Items from a data source
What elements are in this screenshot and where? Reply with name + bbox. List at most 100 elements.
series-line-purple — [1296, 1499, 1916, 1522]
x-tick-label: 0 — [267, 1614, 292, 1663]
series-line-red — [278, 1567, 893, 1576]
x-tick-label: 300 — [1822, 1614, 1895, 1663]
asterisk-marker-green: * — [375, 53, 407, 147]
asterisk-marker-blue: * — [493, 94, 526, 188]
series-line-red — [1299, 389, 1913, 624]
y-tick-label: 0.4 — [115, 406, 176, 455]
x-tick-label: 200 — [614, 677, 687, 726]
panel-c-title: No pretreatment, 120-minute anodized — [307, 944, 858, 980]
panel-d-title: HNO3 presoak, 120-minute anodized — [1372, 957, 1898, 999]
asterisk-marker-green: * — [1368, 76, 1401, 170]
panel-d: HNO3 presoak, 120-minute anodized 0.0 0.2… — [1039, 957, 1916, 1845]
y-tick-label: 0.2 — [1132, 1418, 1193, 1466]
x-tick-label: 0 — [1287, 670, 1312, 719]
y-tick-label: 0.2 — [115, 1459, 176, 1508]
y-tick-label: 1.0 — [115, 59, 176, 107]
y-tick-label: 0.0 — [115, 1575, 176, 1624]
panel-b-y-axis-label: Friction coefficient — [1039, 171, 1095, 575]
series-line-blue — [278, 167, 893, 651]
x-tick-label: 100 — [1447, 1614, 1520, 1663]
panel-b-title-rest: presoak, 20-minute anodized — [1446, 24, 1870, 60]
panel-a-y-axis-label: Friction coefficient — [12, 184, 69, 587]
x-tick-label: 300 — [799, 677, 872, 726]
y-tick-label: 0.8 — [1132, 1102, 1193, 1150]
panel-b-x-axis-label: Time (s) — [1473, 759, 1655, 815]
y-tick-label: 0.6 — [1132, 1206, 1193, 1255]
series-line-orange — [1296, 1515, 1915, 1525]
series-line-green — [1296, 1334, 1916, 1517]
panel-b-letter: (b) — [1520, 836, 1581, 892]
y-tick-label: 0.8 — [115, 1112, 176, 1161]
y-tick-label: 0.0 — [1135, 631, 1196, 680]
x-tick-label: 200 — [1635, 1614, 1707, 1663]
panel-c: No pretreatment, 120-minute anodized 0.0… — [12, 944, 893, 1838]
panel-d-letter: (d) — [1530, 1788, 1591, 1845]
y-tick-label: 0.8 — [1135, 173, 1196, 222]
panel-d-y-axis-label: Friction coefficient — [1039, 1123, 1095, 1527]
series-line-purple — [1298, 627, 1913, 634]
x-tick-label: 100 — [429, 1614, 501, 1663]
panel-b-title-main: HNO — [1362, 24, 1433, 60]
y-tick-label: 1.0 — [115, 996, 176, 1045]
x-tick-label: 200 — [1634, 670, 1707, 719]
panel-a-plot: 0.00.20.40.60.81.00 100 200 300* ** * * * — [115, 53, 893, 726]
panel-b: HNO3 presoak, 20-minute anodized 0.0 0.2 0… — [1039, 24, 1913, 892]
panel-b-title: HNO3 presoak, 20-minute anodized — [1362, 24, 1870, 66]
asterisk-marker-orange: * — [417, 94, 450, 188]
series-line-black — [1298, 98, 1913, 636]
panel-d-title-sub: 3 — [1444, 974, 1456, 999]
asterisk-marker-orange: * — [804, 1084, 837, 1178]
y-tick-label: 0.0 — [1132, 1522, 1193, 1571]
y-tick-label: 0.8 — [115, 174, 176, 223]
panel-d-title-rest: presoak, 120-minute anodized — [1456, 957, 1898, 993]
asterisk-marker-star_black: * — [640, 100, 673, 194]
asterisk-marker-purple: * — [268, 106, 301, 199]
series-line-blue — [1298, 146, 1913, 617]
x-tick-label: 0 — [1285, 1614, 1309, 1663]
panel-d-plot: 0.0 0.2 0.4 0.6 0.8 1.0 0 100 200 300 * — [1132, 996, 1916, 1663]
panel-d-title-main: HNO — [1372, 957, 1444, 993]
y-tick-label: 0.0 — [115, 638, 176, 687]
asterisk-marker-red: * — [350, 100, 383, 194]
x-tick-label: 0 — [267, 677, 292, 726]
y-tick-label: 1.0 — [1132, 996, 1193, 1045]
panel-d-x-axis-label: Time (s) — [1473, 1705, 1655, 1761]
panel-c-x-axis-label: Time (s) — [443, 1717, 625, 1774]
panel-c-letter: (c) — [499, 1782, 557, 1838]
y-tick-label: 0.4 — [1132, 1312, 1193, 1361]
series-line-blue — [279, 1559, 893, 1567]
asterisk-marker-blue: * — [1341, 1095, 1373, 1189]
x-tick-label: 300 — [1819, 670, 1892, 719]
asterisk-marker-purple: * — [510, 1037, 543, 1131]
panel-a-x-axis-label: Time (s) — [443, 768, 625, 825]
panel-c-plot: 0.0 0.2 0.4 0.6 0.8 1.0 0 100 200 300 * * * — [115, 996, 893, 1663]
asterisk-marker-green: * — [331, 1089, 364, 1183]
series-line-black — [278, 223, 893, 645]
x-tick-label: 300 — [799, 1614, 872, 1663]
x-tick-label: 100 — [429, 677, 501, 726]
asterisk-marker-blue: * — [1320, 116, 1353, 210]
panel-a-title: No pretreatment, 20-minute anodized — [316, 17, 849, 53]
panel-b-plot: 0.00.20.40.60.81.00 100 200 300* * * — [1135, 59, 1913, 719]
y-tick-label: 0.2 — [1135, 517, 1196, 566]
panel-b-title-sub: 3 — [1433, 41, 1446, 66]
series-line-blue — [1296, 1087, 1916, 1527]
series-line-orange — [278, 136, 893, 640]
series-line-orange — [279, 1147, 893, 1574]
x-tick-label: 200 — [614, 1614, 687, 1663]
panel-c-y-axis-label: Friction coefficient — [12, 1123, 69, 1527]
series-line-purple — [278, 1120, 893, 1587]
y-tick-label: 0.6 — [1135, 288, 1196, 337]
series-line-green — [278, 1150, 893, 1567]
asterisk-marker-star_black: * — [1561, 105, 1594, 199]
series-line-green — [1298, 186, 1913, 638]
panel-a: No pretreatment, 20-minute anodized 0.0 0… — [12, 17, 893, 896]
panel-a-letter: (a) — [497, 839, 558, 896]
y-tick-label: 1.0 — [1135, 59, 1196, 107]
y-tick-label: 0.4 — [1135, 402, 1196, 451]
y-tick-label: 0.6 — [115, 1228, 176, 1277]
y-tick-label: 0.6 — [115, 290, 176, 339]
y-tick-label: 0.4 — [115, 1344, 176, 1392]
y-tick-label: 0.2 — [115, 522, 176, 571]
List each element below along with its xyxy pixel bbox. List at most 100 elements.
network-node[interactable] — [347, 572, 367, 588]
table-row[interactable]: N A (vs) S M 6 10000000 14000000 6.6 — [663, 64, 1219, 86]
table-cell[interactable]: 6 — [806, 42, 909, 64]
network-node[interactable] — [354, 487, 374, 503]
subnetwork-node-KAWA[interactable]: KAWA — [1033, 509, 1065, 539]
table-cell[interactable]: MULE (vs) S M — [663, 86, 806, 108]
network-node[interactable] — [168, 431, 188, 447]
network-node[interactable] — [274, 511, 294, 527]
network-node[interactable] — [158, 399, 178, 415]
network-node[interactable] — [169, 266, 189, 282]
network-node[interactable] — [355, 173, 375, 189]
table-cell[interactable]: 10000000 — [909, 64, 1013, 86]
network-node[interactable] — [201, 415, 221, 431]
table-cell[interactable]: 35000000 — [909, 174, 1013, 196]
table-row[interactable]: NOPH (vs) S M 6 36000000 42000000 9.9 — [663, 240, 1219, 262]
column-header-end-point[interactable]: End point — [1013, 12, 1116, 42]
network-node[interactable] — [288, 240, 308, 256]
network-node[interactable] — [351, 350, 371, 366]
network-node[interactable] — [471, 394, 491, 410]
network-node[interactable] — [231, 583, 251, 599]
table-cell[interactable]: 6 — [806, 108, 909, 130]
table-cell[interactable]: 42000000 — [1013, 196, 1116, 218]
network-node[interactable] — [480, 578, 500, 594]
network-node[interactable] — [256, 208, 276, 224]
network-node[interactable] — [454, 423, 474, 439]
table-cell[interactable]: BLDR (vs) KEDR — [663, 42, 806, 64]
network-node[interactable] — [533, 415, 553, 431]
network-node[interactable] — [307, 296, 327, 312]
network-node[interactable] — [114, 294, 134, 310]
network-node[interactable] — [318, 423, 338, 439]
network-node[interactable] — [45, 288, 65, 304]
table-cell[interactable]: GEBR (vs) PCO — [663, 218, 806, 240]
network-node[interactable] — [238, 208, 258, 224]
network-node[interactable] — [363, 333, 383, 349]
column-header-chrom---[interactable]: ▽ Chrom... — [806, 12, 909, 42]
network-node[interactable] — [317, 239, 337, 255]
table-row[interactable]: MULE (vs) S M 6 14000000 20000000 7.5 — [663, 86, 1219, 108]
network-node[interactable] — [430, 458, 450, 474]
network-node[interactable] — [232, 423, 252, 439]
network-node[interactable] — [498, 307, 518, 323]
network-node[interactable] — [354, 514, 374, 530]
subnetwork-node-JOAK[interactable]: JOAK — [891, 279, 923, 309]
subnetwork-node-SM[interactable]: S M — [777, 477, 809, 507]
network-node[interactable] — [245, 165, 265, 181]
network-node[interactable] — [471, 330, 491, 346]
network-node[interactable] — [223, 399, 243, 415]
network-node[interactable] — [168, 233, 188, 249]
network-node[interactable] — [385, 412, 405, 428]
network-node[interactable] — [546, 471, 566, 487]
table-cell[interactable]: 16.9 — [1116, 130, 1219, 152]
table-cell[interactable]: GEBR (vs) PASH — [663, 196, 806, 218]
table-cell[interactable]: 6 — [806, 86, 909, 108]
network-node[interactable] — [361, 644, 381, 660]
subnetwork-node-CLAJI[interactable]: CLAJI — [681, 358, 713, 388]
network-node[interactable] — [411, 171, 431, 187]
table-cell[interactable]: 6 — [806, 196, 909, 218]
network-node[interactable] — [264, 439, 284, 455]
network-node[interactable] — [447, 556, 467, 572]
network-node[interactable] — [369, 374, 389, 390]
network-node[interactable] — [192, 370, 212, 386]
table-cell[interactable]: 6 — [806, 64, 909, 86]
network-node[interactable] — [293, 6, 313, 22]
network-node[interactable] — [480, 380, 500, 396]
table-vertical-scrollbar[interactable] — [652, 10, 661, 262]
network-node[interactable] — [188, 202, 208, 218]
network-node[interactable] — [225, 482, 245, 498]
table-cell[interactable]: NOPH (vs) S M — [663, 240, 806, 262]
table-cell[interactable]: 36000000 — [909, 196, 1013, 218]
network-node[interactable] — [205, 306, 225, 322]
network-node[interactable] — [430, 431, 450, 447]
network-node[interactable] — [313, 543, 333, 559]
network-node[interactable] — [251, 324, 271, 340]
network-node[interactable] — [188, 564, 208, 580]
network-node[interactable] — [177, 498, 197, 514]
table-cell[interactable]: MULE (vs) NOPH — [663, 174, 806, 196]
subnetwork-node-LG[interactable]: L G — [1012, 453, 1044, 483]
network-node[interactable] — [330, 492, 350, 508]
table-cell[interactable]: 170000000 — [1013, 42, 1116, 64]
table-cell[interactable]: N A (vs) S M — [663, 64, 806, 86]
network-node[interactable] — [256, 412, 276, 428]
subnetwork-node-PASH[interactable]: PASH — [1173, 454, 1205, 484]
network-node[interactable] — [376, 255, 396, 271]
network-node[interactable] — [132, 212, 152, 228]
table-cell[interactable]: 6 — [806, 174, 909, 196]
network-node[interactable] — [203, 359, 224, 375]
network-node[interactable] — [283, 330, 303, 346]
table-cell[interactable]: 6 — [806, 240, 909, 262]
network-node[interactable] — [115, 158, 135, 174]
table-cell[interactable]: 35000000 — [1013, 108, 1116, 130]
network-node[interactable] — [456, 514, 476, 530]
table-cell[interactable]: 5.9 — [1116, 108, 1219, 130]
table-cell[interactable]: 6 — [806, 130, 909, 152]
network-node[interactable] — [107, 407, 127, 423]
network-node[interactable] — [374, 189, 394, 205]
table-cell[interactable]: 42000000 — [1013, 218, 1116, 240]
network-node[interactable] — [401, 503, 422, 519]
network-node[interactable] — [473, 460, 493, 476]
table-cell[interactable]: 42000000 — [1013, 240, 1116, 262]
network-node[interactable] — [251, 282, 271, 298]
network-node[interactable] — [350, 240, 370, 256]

**Exercise**
Return the lines of the items unchanged, beginning with the first line and ending after the line that contains "x-tick-label: 300 — [1822, 1614, 1895, 1663]".

**The completed task**
What elements are in this screenshot and where? Reply with name + bbox. List at most 100 elements.
series-line-purple — [1296, 1499, 1916, 1522]
x-tick-label: 0 — [267, 1614, 292, 1663]
series-line-red — [278, 1567, 893, 1576]
x-tick-label: 300 — [1822, 1614, 1895, 1663]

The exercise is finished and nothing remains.